● **TASK DETAILS**:
Copy out every line of the data exactly.

━━ SUPPLIED DATA

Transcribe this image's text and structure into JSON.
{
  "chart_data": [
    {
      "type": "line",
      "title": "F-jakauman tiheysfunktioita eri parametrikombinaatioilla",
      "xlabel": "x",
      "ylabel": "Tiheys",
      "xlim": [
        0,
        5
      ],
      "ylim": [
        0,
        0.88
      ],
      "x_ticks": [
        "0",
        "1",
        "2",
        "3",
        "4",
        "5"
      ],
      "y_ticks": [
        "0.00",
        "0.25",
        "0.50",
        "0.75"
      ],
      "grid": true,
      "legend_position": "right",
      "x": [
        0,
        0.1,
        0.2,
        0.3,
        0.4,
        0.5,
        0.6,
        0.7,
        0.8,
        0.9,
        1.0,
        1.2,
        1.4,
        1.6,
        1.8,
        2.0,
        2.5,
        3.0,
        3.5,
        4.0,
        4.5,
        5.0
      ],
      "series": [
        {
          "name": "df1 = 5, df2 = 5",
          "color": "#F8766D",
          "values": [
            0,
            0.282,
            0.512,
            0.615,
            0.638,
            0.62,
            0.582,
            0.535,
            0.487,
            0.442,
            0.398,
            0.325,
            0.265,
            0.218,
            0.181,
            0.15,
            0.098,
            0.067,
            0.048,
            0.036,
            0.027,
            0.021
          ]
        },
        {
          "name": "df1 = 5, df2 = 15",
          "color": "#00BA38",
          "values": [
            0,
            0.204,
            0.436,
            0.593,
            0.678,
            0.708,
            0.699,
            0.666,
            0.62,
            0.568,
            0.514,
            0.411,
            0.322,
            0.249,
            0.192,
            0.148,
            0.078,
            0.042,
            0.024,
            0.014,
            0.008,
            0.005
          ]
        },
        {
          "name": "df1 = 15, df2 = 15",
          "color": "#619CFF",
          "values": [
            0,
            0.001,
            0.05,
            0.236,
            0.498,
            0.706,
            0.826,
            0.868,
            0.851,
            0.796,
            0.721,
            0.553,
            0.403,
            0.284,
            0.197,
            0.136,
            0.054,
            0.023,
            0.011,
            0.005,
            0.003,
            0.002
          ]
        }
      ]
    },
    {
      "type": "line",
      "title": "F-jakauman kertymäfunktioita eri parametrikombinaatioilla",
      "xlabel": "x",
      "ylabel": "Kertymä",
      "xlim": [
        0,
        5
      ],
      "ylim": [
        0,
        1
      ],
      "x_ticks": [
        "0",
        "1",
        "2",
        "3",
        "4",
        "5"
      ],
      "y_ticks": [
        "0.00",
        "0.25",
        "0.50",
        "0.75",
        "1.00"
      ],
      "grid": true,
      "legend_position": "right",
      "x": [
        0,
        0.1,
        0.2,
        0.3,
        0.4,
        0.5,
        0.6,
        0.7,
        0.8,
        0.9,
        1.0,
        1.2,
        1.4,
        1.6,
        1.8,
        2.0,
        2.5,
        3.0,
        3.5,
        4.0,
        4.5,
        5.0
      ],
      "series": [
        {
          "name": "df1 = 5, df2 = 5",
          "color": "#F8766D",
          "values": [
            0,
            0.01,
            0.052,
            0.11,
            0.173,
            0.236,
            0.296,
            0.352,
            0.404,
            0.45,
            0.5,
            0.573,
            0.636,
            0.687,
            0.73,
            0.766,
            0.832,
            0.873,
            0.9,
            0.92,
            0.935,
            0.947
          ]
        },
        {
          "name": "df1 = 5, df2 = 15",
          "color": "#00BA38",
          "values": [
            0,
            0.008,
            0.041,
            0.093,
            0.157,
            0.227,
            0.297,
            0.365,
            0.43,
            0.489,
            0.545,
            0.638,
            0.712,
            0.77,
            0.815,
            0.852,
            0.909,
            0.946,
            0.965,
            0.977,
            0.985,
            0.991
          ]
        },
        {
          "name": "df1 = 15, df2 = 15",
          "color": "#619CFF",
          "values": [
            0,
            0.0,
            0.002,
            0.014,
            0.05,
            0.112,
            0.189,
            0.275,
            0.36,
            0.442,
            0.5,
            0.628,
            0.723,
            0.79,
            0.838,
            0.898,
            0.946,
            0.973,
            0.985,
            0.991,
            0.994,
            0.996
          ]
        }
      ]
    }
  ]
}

━━━━

● **SOLUTION**:
Transcribe this image's text and structure into JSON.
{
  "chart_data": [
    {
      "type": "line",
      "title": "F-jakauman tiheysfunktioita eri parametrikombinaatioilla",
      "xlabel": "x",
      "ylabel": "Tiheys",
      "xlim": [
        0,
        5
      ],
      "ylim": [
        0,
        0.88
      ],
      "x_ticks": [
        "0",
        "1",
        "2",
        "3",
        "4",
        "5"
      ],
      "y_ticks": [
        "0.00",
        "0.25",
        "0.50",
        "0.75"
      ],
      "grid": true,
      "legend_position": "right",
      "x": [
        0,
        0.1,
        0.2,
        0.3,
        0.4,
        0.5,
        0.6,
        0.7,
        0.8,
        0.9,
        1.0,
        1.2,
        1.4,
        1.6,
        1.8,
        2.0,
        2.5,
        3.0,
        3.5,
        4.0,
        4.5,
        5.0
      ],
      "series": [
        {
          "name": "df1 = 5, df2 = 5",
          "color": "#F8766D",
          "values": [
            0,
            0.282,
            0.512,
            0.615,
            0.638,
            0.62,
            0.582,
            0.535,
            0.487,
            0.442,
            0.398,
            0.325,
            0.265,
            0.218,
            0.181,
            0.15,
            0.098,
            0.067,
            0.048,
            0.036,
            0.027,
            0.021
          ]
        },
        {
          "name": "df1 = 5, df2 = 15",
          "color": "#00BA38",
          "values": [
            0,
            0.204,
            0.436,
            0.593,
            0.678,
            0.708,
            0.699,
            0.666,
            0.62,
            0.568,
            0.514,
            0.411,
            0.322,
            0.249,
            0.192,
            0.148,
            0.078,
            0.042,
            0.024,
            0.014,
            0.008,
            0.005
          ]
        },
        {
          "name": "df1 = 15, df2 = 15",
          "color": "#619CFF",
          "values": [
            0,
            0.001,
            0.05,
            0.236,
            0.498,
            0.706,
            0.826,
            0.868,
            0.851,
            0.796,
            0.721,
            0.553,
            0.403,
            0.284,
            0.197,
            0.136,
            0.054,
            0.023,
            0.011,
            0.005,
            0.003,
            0.002
          ]
        }
      ]
    },
    {
      "type": "line",
      "title": "F-jakauman kertymäfunktioita eri parametrikombinaatioilla",
      "xlabel": "x",
      "ylabel": "Kertymä",
      "xlim": [
        0,
        5
      ],
      "ylim": [
        0,
        1
      ],
      "x_ticks": [
        "0",
        "1",
        "2",
        "3",
        "4",
        "5"
      ],
      "y_ticks": [
        "0.00",
        "0.25",
        "0.50",
        "0.75",
        "1.00"
      ],
      "grid": true,
      "legend_position": "right",
      "x": [
        0,
        0.1,
        0.2,
        0.3,
        0.4,
        0.5,
        0.6,
        0.7,
        0.8,
        0.9,
        1.0,
        1.2,
        1.4,
        1.6,
        1.8,
        2.0,
        2.5,
        3.0,
        3.5,
        4.0,
        4.5,
        5.0
      ],
      "series": [
        {
          "name": "df1 = 5, df2 = 5",
          "color": "#F8766D",
          "values": [
            0,
            0.01,
            0.052,
            0.11,
            0.173,
            0.236,
            0.296,
            0.352,
            0.404,
            0.45,
            0.5,
            0.573,
            0.636,
            0.687,
            0.73,
            0.766,
            0.832,
            0.873,
            0.9,
            0.92,
            0.935,
            0.947
          ]
        },
        {
          "name": "df1 = 5, df2 = 15",
          "color": "#00BA38",
          "values": [
            0,
            0.008,
            0.041,
            0.093,
            0.157,
            0.227,
            0.297,
            0.365,
            0.43,
            0.489,
            0.545,
            0.638,
            0.712,
            0.77,
            0.815,
            0.852,
            0.909,
            0.946,
            0.965,
            0.977,
            0.985,
            0.991
          ]
        },
        {
          "name": "df1 = 15, df2 = 15",
          "color": "#619CFF",
          "values": [
            0,
            0.0,
            0.002,
            0.014,
            0.05,
            0.112,
            0.189,
            0.275,
            0.36,
            0.442,
            0.5,
            0.628,
            0.723,
            0.79,
            0.838,
            0.898,
            0.946,
            0.973,
            0.985,
            0.991,
            0.994,
            0.996
          ]
        }
      ]
    }
  ]
}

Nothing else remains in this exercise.